The links between the two films are notable: both feature gangs of pop-culture-savvy teens who come up against an intergalactic menace and both pay direct homage to the post-‘Star Wars’, pre-CGI golden age of kid-friendly genre cinema. But where Joe Cornish’s Brixton-set barnstormer used these influences as a springboard for a pacy, socially conscious comedy-horror, Abrams’s small-town sci-fi fantasy seems hamstrung by its director’s desire to pay glowing tribute to his cinematic heroes.
‘Super 8’ opens strongly, as a gang of youths led by recently bereaved SFX nut Joe (Joel Courtney) and bullish wannabe director Charles (Riley Griffiths) set out to make a DIY zombie movie for a local film festival and accidentally photograph a devastating train crash. It’s not long before the army shows up, people begin to disappear and Joe and his friends are caught in the middle of a military cover-up.

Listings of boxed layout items
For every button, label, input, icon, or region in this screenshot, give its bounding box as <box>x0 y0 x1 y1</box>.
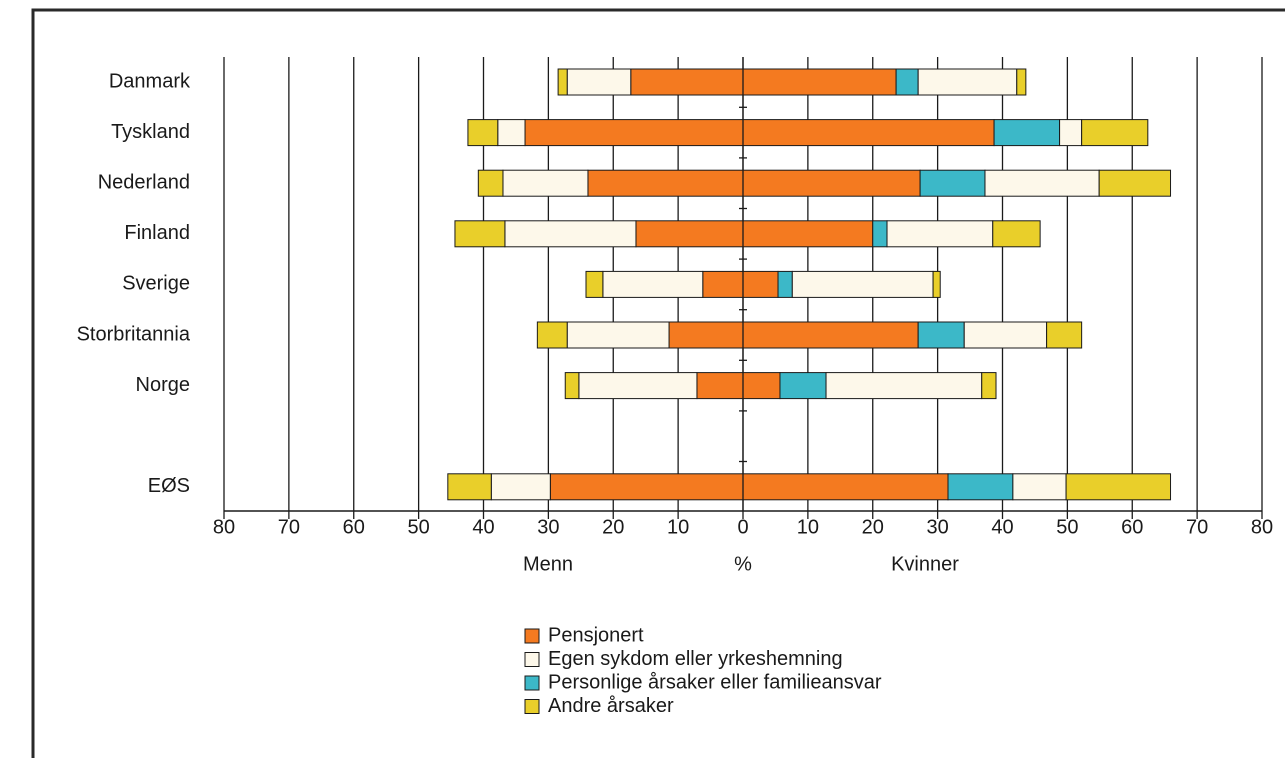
right-axis-label: Kvinner <box>891 553 959 575</box>
legend-label: Pensjonert <box>548 624 644 646</box>
x-tick-label: 70 <box>278 516 300 538</box>
frame <box>31 8 1285 758</box>
x-tick-label: 50 <box>408 516 430 538</box>
bar-segment <box>668 321 744 349</box>
bar-segment <box>630 68 744 96</box>
bar-segment <box>602 270 704 298</box>
y-tick-label: EØS <box>148 475 190 497</box>
x-tick-label: 70 <box>1186 516 1208 538</box>
bar-segment <box>742 270 779 298</box>
y-tick-label: Storbritannia <box>77 323 191 345</box>
x-tick-label: 10 <box>797 516 819 538</box>
bar-segment <box>635 220 744 248</box>
bar-segment <box>578 372 698 400</box>
bar-segment <box>477 169 504 197</box>
x-tick-label: 60 <box>343 516 365 538</box>
x-tick-label: 0 <box>737 516 748 538</box>
y-tick-label: Nederland <box>98 171 190 193</box>
legend-swatch <box>524 652 540 667</box>
bar-segment <box>504 220 637 248</box>
bar-segment <box>917 321 965 349</box>
bar-segment <box>1081 119 1149 147</box>
x-tick-label: 20 <box>602 516 624 538</box>
bar-segment <box>917 68 1018 96</box>
y-tick-label: Norge <box>136 374 190 396</box>
bar-segment <box>1098 169 1172 197</box>
bar-segment <box>777 270 793 298</box>
bar-segment <box>524 119 744 147</box>
bar-segment <box>702 270 744 298</box>
bar-segment <box>1065 473 1172 501</box>
bar-segment <box>1016 68 1027 96</box>
legend-label: Personlige årsaker eller familieansvar <box>548 671 882 693</box>
bar-segment <box>886 220 994 248</box>
bar-segment <box>454 220 506 248</box>
x-tick-label: 40 <box>991 516 1013 538</box>
x-tick-label: 80 <box>1251 516 1273 538</box>
bar-segment <box>536 321 568 349</box>
y-tick-label: Danmark <box>109 70 191 92</box>
legend-swatch <box>524 628 540 644</box>
left-axis-label: Menn <box>523 553 573 575</box>
bar-segment <box>742 220 874 248</box>
x-tick-label: 60 <box>1121 516 1143 538</box>
bar-segment <box>742 473 949 501</box>
bar-segment <box>742 372 781 400</box>
bar-segment <box>981 372 997 400</box>
bar-segment <box>696 372 744 400</box>
bar-segment <box>742 119 995 147</box>
bar-segment <box>984 169 1100 197</box>
x-tick-label: 50 <box>1056 516 1078 538</box>
legend-swatch <box>524 699 540 714</box>
bar-segment <box>549 473 744 501</box>
bar-segment <box>1012 473 1067 501</box>
bar-segment <box>932 270 941 298</box>
y-tick-label: Sverige <box>122 273 190 295</box>
bar-segment <box>1059 119 1083 147</box>
bar-segment <box>825 372 983 400</box>
center-axis-label: % <box>734 553 752 575</box>
bar-segment <box>1046 321 1083 349</box>
bar-segment <box>779 372 827 400</box>
bar-segment <box>742 169 921 197</box>
bar-segment <box>566 321 670 349</box>
bar-segment <box>564 372 580 400</box>
bar-segment <box>497 119 526 147</box>
x-tick-label: 10 <box>667 516 689 538</box>
bar-segment <box>467 119 499 147</box>
bar-segment <box>587 169 744 197</box>
x-tick-label: 80 <box>213 516 235 538</box>
x-tick-label: 20 <box>862 516 884 538</box>
bar-segment <box>993 119 1061 147</box>
bar-segment <box>992 220 1041 248</box>
bar-segment <box>447 473 492 501</box>
x-tick-label: 40 <box>472 516 494 538</box>
bar-segment <box>502 169 589 197</box>
bar-segment <box>566 68 632 96</box>
bar-segment <box>963 321 1048 349</box>
bar-segment <box>557 68 568 96</box>
legend-label: Andre årsaker <box>548 695 674 717</box>
x-tick-label: 30 <box>927 516 949 538</box>
bar-segment <box>791 270 934 298</box>
legend-swatch <box>524 675 540 691</box>
bar-segment <box>490 473 551 501</box>
bar-segment <box>872 220 888 248</box>
bar-segment <box>919 169 986 197</box>
bar-segment <box>585 270 604 298</box>
y-tick-label: Finland <box>124 222 190 244</box>
y-tick-label: Tyskland <box>111 121 190 143</box>
bar-segment <box>742 321 919 349</box>
bar-segment <box>895 68 919 96</box>
legend-label: Egen sykdom eller yrkeshemning <box>548 648 843 670</box>
bar-segment <box>947 473 1014 501</box>
bar-segment <box>742 68 897 96</box>
x-tick-label: 30 <box>537 516 559 538</box>
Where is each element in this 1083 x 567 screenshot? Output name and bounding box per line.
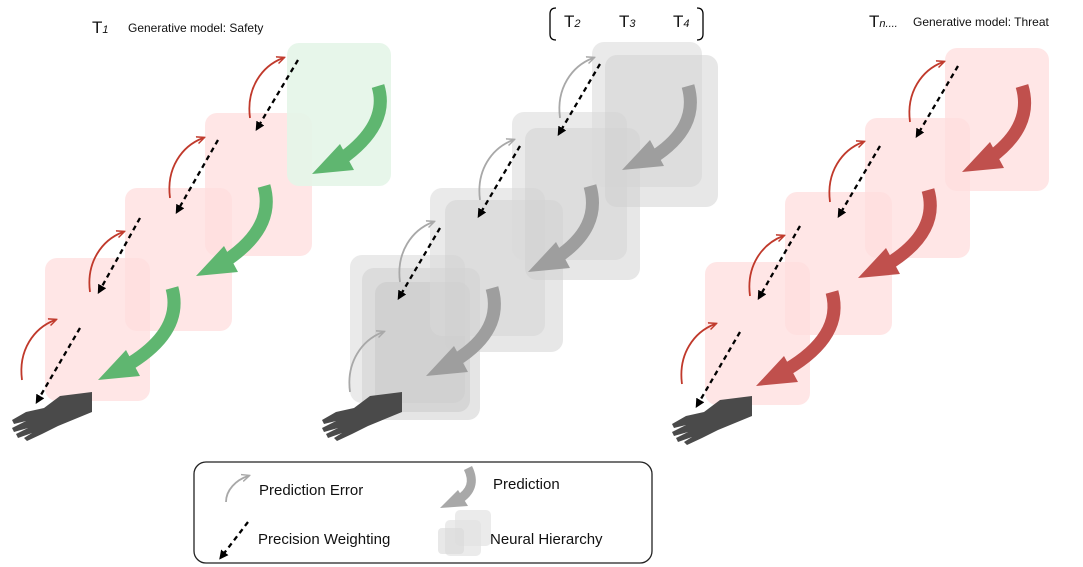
prediction-arrow (756, 290, 841, 386)
bracket-left (549, 7, 557, 41)
hand-icon (12, 392, 92, 441)
hand-icon (322, 392, 402, 441)
legend-prediction-label: Prediction (493, 476, 560, 493)
legend-hierarchy-icon (438, 510, 491, 556)
error-arrow (558, 58, 593, 119)
prediction-arrow (98, 286, 181, 380)
error-arrow (680, 324, 715, 385)
precision-arrow (915, 65, 959, 138)
error-arrow (908, 62, 943, 123)
prediction-arrow (622, 84, 697, 170)
transition-t4-label: T4 (673, 12, 690, 31)
legend-precision-weighting-label: Precision Weighting (258, 531, 391, 548)
hierarchy-box (605, 55, 718, 207)
prediction-arrow (196, 184, 273, 276)
precision-arrow (97, 217, 142, 295)
error-arrow (828, 142, 863, 203)
precision-arrow (255, 59, 299, 131)
precision-arrow (757, 225, 801, 300)
prediction-arrow (962, 84, 1032, 172)
prediction-arrow (312, 84, 387, 174)
legend-precision-icon (219, 521, 249, 560)
precision-arrow (477, 145, 521, 218)
threat-panel (672, 48, 1049, 445)
error-arrow (478, 140, 513, 201)
legend (193, 461, 653, 564)
legend-prediction-error-icon (225, 476, 248, 503)
prediction-arrow (426, 286, 501, 376)
threat-t-label: Tn.... (869, 12, 898, 31)
error-arrow (348, 332, 383, 393)
error-arrow (168, 138, 203, 199)
prediction-arrow (858, 188, 937, 278)
prediction-arrow (528, 184, 599, 272)
precision-arrow (397, 227, 441, 300)
legend-prediction-error-label: Prediction Error (259, 482, 364, 499)
threat-title: Generative model: Threat (913, 15, 1049, 29)
bracket-right (696, 7, 704, 41)
precision-arrow (695, 331, 741, 408)
hierarchy-box (865, 118, 970, 258)
transition-t3-label: T3 (619, 12, 636, 31)
error-arrow (20, 320, 55, 381)
legend-frame (193, 461, 653, 564)
precision-arrow (837, 145, 881, 218)
safety-panel (12, 43, 391, 441)
legend-neural-hierarchy-label: Neural Hierarchy (490, 531, 603, 548)
hierarchy-box (945, 48, 1049, 191)
transition-panel (322, 7, 718, 441)
precision-arrow (35, 327, 81, 404)
transition-t2-label: T2 (564, 12, 581, 31)
safety-title: Generative model: Safety (128, 21, 264, 35)
error-arrow (248, 58, 283, 119)
safety-t-label: T1 (92, 18, 109, 37)
precision-arrow (557, 63, 601, 136)
error-arrow (398, 222, 433, 283)
legend-prediction-icon (440, 465, 476, 508)
error-arrow (88, 232, 123, 293)
hierarchy-box-top (287, 43, 391, 186)
hierarchy-box (205, 113, 312, 256)
precision-arrow (175, 139, 219, 214)
hand-icon (672, 396, 752, 445)
error-arrow (748, 236, 783, 297)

- [Task set]
**a)** Answer these questions using the film review:
(i) Whose film is set in Brixton?
(ii) Which actor plays Joe?
(iii) What kind of movie does the gang set out to make, and for what event?
**b)** Update the film review from "The links between" up to and including "a military cover-up.", replacing "zombie movie" with "vampire movie".
**c)** Condense the paragraph of the film review that begins "‘Super 8’ opens strongly" into a shorter version that keeps its main facts.

- [Responses]
**a)**
(i) Joe Cornish's.
(ii) Joel Courtney.
(iii) A DIY zombie movie for a local film festival.

**b)**
The links between the two films are notable: both feature gangs of pop-culture-savvy teens who come up against an intergalactic menace and both pay direct homage to the post-‘Star Wars’, pre-CGI golden age of kid-friendly genre cinema. But where Joe Cornish’s Brixton-set barnstormer used these influences as a springboard for a pacy, socially conscious comedy-horror, Abrams’s small-town sci-fi fantasy seems hamstrung by its director’s desire to pay glowing tribute to his cinematic heroes.
‘Super 8’ opens strongly, as a gang of youths led by recently bereaved SFX nut Joe (Joel Courtney) and bullish wannabe director Charles (Riley Griffiths) set out to make a DIY vampire movie for a local film festival and accidentally photograph a devastating train crash. It’s not long before the army shows up, people begin to disappear and Joe and his friends are caught in the middle of a military cover-up.

**c)** ‘Super 8’ opens strongly. Youths led by Joe (Joel Courtney) and Charles (Riley Griffiths) are making a DIY zombie movie for a local film festival when they accidentally film a devastating train crash. Soon the army arrives, people vanish, and the friends are caught in a military cover-up.